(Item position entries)
══════════

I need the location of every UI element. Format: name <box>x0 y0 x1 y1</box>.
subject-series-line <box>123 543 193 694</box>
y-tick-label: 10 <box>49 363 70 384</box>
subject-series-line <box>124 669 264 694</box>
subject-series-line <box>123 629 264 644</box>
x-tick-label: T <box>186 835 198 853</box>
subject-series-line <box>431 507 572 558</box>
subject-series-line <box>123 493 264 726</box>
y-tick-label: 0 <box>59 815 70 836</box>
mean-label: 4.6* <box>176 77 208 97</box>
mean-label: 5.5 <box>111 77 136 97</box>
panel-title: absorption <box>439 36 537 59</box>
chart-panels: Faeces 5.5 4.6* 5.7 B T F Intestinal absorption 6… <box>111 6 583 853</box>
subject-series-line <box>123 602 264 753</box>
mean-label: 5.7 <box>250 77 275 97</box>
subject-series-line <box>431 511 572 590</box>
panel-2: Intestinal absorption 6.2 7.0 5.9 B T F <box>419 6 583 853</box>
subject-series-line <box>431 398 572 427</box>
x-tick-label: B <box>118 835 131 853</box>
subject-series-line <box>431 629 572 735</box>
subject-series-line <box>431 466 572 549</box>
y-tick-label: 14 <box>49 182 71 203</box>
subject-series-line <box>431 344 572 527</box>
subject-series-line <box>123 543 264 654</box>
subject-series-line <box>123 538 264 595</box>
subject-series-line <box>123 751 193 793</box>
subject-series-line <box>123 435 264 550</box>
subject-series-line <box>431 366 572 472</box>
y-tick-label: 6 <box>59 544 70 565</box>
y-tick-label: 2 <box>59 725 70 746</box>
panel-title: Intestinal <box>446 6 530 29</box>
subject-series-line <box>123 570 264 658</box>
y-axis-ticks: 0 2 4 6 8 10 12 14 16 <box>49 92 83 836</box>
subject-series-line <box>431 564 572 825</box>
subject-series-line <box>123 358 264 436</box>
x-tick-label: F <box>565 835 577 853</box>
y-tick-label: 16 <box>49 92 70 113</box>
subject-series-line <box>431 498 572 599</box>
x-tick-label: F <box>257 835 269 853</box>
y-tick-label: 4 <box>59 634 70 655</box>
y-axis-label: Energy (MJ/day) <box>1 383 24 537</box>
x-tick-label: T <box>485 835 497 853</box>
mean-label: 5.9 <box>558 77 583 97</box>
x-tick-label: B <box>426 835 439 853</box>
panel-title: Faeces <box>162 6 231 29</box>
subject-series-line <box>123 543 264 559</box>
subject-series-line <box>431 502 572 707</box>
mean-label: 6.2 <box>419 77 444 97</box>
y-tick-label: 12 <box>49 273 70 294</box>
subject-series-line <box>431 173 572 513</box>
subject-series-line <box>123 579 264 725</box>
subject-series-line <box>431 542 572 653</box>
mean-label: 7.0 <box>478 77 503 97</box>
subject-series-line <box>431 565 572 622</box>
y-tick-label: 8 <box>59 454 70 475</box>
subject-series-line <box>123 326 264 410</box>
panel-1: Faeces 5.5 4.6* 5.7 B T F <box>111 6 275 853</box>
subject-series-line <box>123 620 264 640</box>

══════════

• **WRITTEN EXERCISE**: Tally the rows above that contain the word "absorption" and state only that number.

• **ANSWER FOR THE TASK**: 3